Records follow. Select each line holding "this".
○ ○ ○ ○ ○ ○ ○
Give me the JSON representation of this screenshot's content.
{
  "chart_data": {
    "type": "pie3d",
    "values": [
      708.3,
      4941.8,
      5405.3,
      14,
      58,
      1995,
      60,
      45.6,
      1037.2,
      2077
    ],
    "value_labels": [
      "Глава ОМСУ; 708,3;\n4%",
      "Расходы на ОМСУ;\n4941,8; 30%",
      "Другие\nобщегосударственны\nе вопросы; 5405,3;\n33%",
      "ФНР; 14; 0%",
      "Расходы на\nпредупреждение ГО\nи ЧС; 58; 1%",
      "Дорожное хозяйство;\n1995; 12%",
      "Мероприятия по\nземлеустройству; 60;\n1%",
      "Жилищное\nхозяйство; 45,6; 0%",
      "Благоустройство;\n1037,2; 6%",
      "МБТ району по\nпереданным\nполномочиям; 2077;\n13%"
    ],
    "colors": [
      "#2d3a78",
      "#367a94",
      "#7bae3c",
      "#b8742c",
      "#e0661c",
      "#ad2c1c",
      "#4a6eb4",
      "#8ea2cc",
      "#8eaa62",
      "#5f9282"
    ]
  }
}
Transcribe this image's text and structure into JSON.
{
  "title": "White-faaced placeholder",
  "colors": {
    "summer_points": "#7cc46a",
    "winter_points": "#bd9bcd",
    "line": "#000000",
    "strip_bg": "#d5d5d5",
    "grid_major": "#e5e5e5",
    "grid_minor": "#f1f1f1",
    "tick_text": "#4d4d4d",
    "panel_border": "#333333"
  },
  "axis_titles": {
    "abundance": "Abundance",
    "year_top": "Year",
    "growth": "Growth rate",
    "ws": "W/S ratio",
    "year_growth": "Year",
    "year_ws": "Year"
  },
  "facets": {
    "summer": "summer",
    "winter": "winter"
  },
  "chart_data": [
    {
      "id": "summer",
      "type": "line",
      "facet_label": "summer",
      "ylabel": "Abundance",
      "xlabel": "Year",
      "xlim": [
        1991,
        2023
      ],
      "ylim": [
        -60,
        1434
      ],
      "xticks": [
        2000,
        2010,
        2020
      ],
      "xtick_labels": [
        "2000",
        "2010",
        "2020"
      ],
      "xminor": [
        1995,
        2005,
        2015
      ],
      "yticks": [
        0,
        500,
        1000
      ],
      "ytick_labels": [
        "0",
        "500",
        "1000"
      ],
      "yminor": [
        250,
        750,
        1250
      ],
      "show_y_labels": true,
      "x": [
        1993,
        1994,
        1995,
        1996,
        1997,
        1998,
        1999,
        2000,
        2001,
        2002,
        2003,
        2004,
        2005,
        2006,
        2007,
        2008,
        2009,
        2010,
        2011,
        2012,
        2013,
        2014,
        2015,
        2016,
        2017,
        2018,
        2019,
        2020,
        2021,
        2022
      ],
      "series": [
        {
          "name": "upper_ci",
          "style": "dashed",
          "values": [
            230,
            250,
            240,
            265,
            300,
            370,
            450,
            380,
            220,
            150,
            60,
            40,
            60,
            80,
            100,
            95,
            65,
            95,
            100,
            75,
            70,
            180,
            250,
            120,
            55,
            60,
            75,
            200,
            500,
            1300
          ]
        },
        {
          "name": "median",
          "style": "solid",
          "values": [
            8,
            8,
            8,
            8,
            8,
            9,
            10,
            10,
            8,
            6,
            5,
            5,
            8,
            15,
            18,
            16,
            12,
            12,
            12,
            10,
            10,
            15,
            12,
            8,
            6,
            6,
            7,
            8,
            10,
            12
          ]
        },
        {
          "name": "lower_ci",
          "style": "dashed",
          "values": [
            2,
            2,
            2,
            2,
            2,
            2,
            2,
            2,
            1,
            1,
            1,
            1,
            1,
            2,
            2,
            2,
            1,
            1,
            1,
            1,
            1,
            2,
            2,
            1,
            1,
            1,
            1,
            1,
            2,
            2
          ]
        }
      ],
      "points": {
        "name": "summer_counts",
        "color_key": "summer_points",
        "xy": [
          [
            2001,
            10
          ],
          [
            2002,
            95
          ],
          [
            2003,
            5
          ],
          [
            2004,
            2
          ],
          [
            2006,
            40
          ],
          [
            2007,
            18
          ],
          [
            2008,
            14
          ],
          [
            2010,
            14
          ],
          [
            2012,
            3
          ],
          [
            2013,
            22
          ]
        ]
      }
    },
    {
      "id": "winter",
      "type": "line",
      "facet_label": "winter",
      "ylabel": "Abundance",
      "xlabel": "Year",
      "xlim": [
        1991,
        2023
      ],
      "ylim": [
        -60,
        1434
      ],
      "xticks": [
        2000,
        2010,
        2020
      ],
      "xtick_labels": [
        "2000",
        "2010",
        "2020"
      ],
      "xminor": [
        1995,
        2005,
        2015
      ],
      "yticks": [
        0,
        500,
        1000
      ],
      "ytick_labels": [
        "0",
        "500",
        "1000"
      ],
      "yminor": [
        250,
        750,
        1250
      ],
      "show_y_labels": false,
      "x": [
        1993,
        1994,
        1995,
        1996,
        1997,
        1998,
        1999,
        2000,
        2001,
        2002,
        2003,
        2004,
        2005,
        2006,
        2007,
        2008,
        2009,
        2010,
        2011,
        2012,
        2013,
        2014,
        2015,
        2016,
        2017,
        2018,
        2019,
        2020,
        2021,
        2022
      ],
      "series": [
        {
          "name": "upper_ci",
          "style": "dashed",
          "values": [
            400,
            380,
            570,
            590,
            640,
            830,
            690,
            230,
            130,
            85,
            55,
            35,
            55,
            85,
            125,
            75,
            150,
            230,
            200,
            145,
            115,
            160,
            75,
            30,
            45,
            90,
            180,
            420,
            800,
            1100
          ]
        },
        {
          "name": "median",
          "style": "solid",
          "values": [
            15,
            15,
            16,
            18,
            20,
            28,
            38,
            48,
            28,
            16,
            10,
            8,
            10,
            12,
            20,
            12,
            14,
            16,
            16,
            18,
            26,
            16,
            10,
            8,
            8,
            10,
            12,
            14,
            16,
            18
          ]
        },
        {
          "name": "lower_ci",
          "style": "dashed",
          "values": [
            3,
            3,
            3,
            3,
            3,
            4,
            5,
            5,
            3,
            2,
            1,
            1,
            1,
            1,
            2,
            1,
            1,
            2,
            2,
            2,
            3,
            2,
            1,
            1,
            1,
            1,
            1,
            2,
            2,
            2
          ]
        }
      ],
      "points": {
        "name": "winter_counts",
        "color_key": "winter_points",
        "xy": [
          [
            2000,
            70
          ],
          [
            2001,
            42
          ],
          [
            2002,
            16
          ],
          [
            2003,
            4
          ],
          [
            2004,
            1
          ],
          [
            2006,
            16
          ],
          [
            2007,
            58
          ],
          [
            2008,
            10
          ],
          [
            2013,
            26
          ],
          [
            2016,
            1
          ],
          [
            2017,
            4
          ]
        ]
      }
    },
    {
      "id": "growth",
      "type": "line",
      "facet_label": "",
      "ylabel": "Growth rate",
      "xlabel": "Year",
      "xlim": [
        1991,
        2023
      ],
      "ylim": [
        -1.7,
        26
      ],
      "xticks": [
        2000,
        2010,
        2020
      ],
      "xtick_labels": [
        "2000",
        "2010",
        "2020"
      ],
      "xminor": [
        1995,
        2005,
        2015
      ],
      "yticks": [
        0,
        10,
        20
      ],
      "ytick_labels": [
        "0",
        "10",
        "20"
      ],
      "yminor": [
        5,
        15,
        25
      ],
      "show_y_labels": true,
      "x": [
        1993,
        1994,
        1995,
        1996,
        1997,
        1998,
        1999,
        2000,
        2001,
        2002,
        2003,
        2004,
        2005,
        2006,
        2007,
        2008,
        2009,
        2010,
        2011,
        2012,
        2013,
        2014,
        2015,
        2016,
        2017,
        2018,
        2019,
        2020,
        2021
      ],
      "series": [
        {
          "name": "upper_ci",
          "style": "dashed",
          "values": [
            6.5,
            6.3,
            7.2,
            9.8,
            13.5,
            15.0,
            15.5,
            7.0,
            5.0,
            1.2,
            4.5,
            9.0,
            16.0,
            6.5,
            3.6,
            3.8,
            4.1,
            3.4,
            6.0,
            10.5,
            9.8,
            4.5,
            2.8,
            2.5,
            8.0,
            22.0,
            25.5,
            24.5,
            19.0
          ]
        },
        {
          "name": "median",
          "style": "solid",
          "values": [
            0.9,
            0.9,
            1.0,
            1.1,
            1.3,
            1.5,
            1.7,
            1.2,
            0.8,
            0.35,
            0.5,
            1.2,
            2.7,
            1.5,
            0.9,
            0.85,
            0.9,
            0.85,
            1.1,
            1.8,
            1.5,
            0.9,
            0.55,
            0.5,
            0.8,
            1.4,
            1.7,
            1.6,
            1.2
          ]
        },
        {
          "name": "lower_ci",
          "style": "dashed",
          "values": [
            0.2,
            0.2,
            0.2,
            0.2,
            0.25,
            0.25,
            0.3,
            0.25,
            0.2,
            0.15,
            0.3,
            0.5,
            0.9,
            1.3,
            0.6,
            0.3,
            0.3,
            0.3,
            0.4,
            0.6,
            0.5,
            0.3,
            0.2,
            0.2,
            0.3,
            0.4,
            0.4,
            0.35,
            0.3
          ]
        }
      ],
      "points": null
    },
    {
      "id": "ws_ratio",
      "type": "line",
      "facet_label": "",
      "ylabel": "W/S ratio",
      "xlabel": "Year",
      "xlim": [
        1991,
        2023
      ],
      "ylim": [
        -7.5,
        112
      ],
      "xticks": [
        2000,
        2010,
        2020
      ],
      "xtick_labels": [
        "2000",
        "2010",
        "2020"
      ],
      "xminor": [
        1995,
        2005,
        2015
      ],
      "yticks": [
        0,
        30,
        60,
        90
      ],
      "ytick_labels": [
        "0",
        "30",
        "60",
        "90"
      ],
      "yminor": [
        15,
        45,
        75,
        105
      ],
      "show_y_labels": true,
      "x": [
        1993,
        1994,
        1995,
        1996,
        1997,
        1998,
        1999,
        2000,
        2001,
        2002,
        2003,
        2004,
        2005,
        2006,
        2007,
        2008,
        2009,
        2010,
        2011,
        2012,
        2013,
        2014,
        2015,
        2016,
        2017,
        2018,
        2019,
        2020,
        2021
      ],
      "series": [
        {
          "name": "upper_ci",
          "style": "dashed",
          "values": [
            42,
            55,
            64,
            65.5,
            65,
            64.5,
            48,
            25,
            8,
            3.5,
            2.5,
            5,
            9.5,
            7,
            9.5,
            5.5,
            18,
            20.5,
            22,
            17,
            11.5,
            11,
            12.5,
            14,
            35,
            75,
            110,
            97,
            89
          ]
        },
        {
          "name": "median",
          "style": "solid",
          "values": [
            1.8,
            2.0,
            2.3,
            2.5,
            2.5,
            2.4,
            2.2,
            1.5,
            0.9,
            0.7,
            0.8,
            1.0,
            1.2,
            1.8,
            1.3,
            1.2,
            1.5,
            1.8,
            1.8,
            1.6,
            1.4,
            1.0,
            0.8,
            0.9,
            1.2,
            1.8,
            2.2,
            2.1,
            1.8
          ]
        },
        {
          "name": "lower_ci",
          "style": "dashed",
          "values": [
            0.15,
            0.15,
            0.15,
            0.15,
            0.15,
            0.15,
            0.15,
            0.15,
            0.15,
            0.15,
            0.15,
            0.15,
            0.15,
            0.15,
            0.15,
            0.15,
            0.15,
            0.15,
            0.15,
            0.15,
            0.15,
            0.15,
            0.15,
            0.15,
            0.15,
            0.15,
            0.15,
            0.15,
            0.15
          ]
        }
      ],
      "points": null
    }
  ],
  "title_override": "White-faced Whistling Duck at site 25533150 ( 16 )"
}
○ ○ ○ ○ ○ ○ ○
[Problem solution]
Give me the JSON representation of this screenshot's content.
Transcribe this image's text and structure into JSON.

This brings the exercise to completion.